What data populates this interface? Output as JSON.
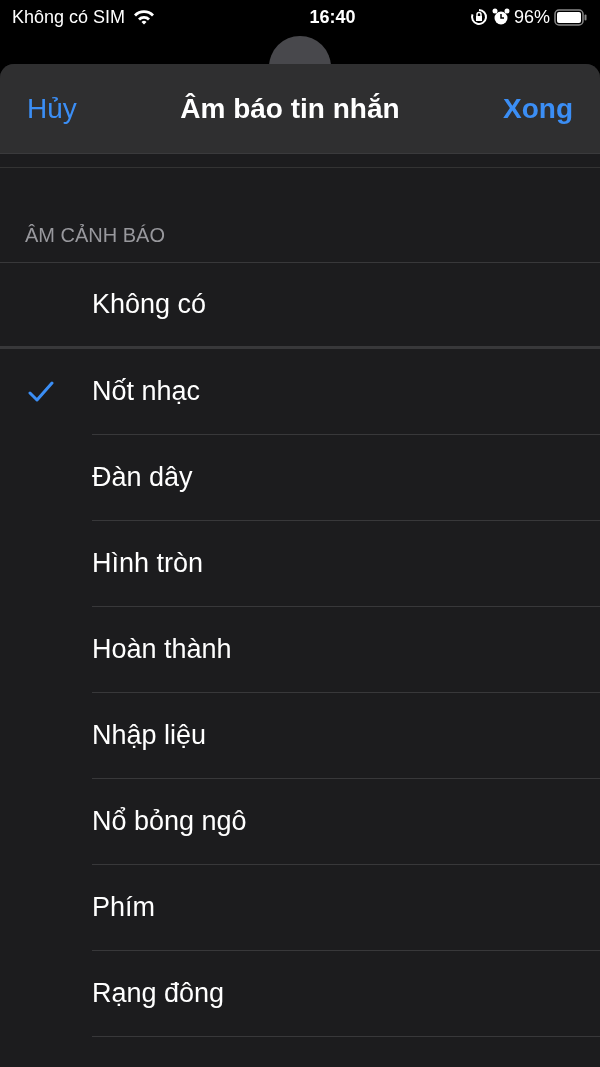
{
  "status_bar": {
    "carrier": "Không có SIM",
    "time": "16:40",
    "battery": "96%"
  },
  "nav": {
    "cancel": "Hủy",
    "title": "Âm báo tin nhắn",
    "done": "Xong"
  },
  "section": {
    "header": "ÂM CẢNH BÁO"
  },
  "none_option": {
    "label": "Không có",
    "selected": false
  },
  "tones": [
    {
      "label": "Nốt nhạc",
      "selected": true
    },
    {
      "label": "Đàn dây",
      "selected": false
    },
    {
      "label": "Hình tròn",
      "selected": false
    },
    {
      "label": "Hoàn thành",
      "selected": false
    },
    {
      "label": "Nhập liệu",
      "selected": false
    },
    {
      "label": "Nổ bỏng ngô",
      "selected": false
    },
    {
      "label": "Phím",
      "selected": false
    },
    {
      "label": "Rạng đông",
      "selected": false
    }
  ]
}
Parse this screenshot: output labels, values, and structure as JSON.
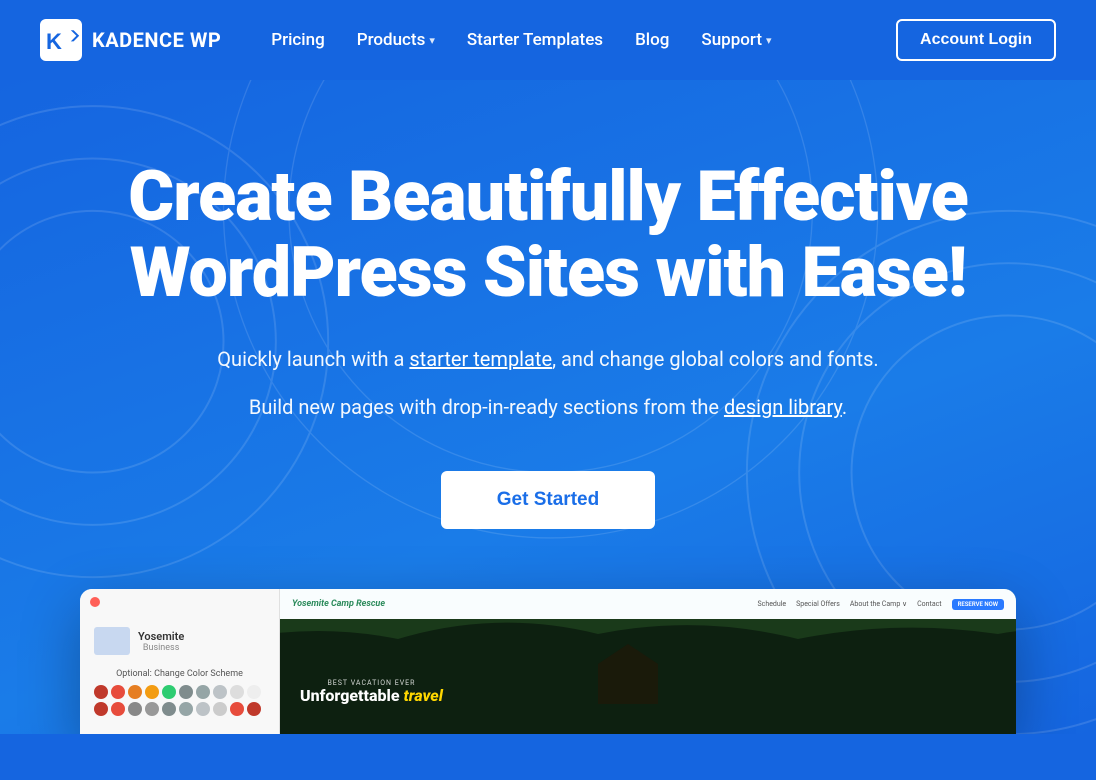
{
  "brand": {
    "name": "KADENCE WP",
    "logo_alt": "Kadence WP Logo"
  },
  "navbar": {
    "links": [
      {
        "label": "Pricing",
        "has_dropdown": false
      },
      {
        "label": "Products",
        "has_dropdown": true
      },
      {
        "label": "Starter Templates",
        "has_dropdown": false
      },
      {
        "label": "Blog",
        "has_dropdown": false
      },
      {
        "label": "Support",
        "has_dropdown": true
      }
    ],
    "account_login": "Account Login"
  },
  "hero": {
    "title": "Create Beautifully Effective WordPress Sites with Ease!",
    "subtitle_part1": "Quickly launch with a ",
    "subtitle_link1": "starter template",
    "subtitle_part2": ", and change global colors and fonts.",
    "subtitle2_part1": "Build new pages with drop-in-ready sections from the ",
    "subtitle2_link2": "design library",
    "subtitle2_part2": ".",
    "cta_button": "Get Started"
  },
  "preview": {
    "sidebar": {
      "site_name": "Yosemite",
      "site_type": "Business",
      "color_scheme_label": "Optional: Change Color Scheme",
      "swatches": [
        "#c0392b",
        "#e74c3c",
        "#e67e22",
        "#f39c12",
        "#27ae60",
        "#8e8e8e",
        "#7f8c8d",
        "#95a5a6",
        "#bdc3c7",
        "#ccc",
        "#ddd",
        "#eee",
        "#c0392b",
        "#e74c3c",
        "#888",
        "#999",
        "#7f8c8d",
        "#95a5a6",
        "#bdc3c7",
        "#ccc"
      ]
    },
    "main": {
      "nav_logo": "Yosemite Camp Rescue",
      "nav_links": [
        "Schedule",
        "Special Offers",
        "About the Camp ∨",
        "Contact"
      ],
      "nav_cta": "RESERVE NOW",
      "hero_label": "BEST VACATION EVER",
      "hero_title": "Unforgettable travel"
    }
  }
}
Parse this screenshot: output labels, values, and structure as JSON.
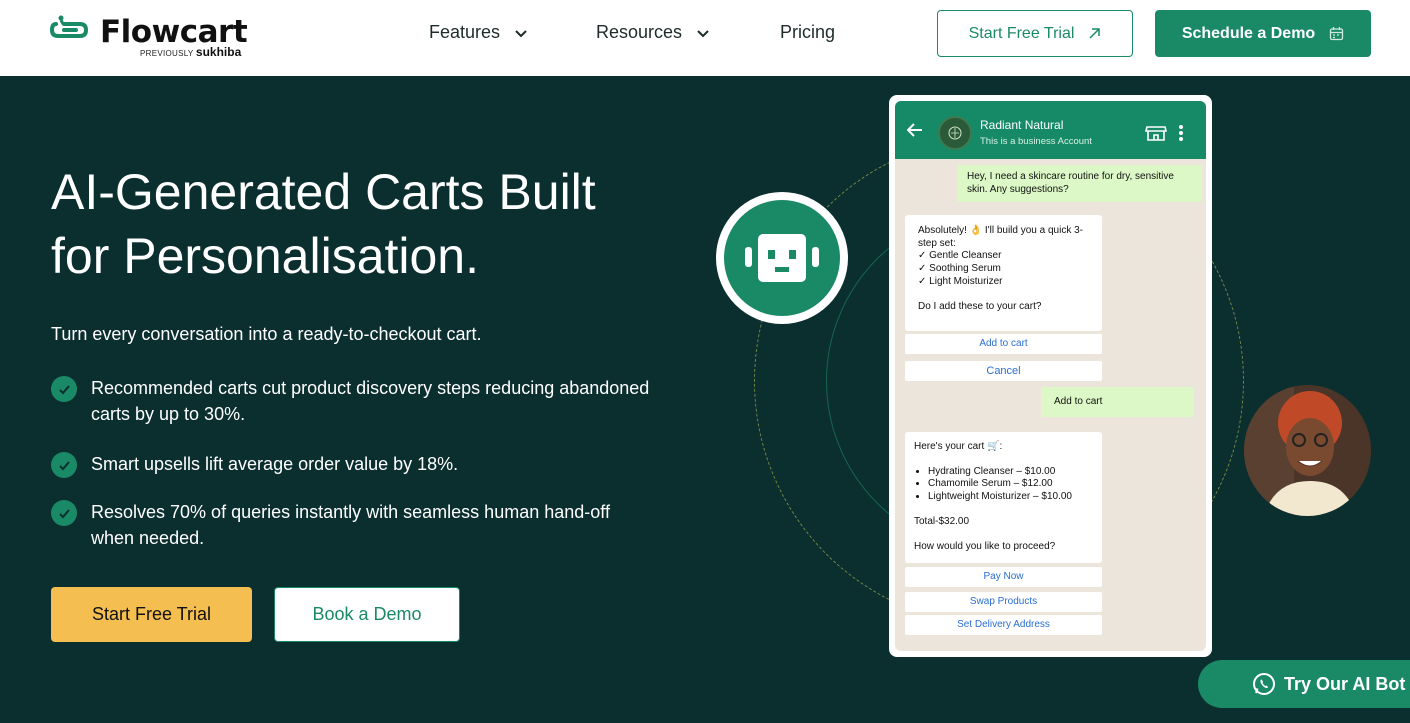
{
  "brand": {
    "name": "Flowcart",
    "previously_label": "PREVIOUSLY",
    "previously_name": "sukhiba",
    "color": "#1a8a66"
  },
  "nav": {
    "items": [
      {
        "label": "Features",
        "icon": "chevron-down-icon"
      },
      {
        "label": "Resources",
        "icon": "chevron-down-icon"
      },
      {
        "label": "Pricing"
      }
    ],
    "trial_button": "Start Free Trial",
    "demo_button": "Schedule a Demo"
  },
  "hero": {
    "title_line1": "AI-Generated Carts Built",
    "title_line2": "for Personalisation.",
    "subtitle": "Turn every conversation into a ready-to-checkout cart.",
    "bullets": [
      "Recommended carts cut product discovery steps reducing abandoned carts by up to 30%.",
      "Smart upsells lift average order value by 18%.",
      "Resolves 70% of queries instantly with seamless human hand-off when needed."
    ],
    "primary_button": "Start Free Trial",
    "secondary_button": "Book a Demo"
  },
  "chat": {
    "contact_name": "Radiant Natural",
    "contact_status": "This is a business Account",
    "messages": {
      "user_1": "Hey, I need a skincare routine for dry, sensitive skin. Any suggestions?",
      "bot_1_intro": "Absolutely! 👌 I'll build you a quick 3-step set:",
      "bot_1_items": [
        "✓ Gentle Cleanser",
        "✓ Soothing Serum",
        "✓ Light Moisturizer"
      ],
      "bot_1_question": "Do I add these to your cart?",
      "reply_add": "Add to cart",
      "reply_cancel": "Cancel",
      "user_2": "Add to cart",
      "bot_2_intro": "Here's your cart 🛒:",
      "bot_2_items": [
        "Hydrating Cleanser – $10.00",
        "Chamomile Serum – $12.00",
        "Lightweight  Moisturizer – $10.00"
      ],
      "bot_2_total": "Total-$32.00",
      "bot_2_question": "How would you like to proceed?",
      "reply_pay": "Pay Now",
      "reply_swap": "Swap Products",
      "reply_address": "Set Delivery Address"
    }
  },
  "widget": {
    "label": "Try Our AI Bot",
    "icon": "whatsapp-icon"
  }
}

# # #

* **WHAT TO DO**
Return every line from the records above that holds the word "with".

* **FULL ANSWER**
    "title": "Create Beautifully Effective WordPress Sites with Ease!",
    "subtitle_part1": "Quickly launch with a ",
    "subtitle2_part1": "Build new pages with drop-in-ready sections from the ",
      "Resolves 70% of queries instantly with seamless human hand-off when needed."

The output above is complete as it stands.